**STATED PROBLEM**.
Copy each line exactly. Leave nothing out.
# # # # #
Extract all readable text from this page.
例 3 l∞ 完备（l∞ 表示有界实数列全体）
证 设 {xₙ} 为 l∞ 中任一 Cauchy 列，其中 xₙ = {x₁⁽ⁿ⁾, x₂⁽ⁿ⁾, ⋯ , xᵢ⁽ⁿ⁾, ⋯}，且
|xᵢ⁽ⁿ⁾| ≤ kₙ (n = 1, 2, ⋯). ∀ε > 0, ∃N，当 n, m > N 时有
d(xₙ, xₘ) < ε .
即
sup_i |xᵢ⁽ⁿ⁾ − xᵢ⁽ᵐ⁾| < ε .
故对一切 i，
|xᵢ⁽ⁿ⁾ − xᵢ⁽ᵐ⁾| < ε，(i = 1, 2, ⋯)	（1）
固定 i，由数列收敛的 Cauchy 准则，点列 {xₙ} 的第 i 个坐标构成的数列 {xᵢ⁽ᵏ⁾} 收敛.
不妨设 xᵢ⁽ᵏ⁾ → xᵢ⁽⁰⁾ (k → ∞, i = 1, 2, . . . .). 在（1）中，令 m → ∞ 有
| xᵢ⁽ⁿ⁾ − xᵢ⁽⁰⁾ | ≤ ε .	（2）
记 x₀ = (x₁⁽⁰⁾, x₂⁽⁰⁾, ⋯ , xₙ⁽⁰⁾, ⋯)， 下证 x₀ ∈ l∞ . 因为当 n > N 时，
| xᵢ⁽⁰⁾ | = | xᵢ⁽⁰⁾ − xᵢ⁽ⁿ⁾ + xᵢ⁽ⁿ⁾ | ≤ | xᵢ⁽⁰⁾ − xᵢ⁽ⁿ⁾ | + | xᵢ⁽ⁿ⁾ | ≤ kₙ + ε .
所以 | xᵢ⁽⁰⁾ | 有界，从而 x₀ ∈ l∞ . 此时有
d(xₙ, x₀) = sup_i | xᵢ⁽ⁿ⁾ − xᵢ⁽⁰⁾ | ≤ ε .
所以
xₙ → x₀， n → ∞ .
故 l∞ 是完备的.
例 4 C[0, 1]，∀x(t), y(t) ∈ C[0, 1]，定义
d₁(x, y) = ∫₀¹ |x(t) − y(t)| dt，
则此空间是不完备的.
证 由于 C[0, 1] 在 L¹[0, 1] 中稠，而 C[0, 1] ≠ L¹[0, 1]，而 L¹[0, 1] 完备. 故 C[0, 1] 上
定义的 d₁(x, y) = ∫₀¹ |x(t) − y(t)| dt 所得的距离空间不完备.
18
# # # # #
**RESULT**.
Extract all readable text from this page.
例 3 l∞ 完备（l∞ 表示有界实数列全体）
证 设 {xₙ} 为 l∞ 中任一 Cauchy 列，其中 xₙ = {x₁⁽ⁿ⁾, x₂⁽ⁿ⁾, ⋯ , xᵢ⁽ⁿ⁾, ⋯}，且
|xᵢ⁽ⁿ⁾| ≤ kₙ (n = 1, 2, ⋯). ∀ε > 0, ∃N，当 n, m > N 时有
d(xₙ, xₘ) < ε .
即
sup_i |xᵢ⁽ⁿ⁾ − xᵢ⁽ᵐ⁾| < ε .
故对一切 i，
|xᵢ⁽ⁿ⁾ − xᵢ⁽ᵐ⁾| < ε，(i = 1, 2, ⋯)	（1）
固定 i，由数列收敛的 Cauchy 准则，点列 {xₙ} 的第 i 个坐标构成的数列 {xᵢ⁽ᵏ⁾} 收敛.
不妨设 xᵢ⁽ᵏ⁾ → xᵢ⁽⁰⁾ (k → ∞, i = 1, 2, . . . .). 在（1）中，令 m → ∞ 有
| xᵢ⁽ⁿ⁾ − xᵢ⁽⁰⁾ | ≤ ε .	（2）
记 x₀ = (x₁⁽⁰⁾, x₂⁽⁰⁾, ⋯ , xₙ⁽⁰⁾, ⋯)， 下证 x₀ ∈ l∞ . 因为当 n > N 时，
| xᵢ⁽⁰⁾ | = | xᵢ⁽⁰⁾ − xᵢ⁽ⁿ⁾ + xᵢ⁽ⁿ⁾ | ≤ | xᵢ⁽⁰⁾ − xᵢ⁽ⁿ⁾ | + | xᵢ⁽ⁿ⁾ | ≤ kₙ + ε .
所以 | xᵢ⁽⁰⁾ | 有界，从而 x₀ ∈ l∞ . 此时有
d(xₙ, x₀) = sup_i | xᵢ⁽ⁿ⁾ − xᵢ⁽⁰⁾ | ≤ ε .
所以
xₙ → x₀， n → ∞ .
故 l∞ 是完备的.
例 4 C[0, 1]，∀x(t), y(t) ∈ C[0, 1]，定义
d₁(x, y) = ∫₀¹ |x(t) − y(t)| dt，
则此空间是不完备的.
证 由于 C[0, 1] 在 L¹[0, 1] 中稠，而 C[0, 1] ≠ L¹[0, 1]，而 L¹[0, 1] 完备. 故 C[0, 1] 上
定义的 d₁(x, y) = ∫₀¹ |x(t) − y(t)| dt 所得的距离空间不完备.
18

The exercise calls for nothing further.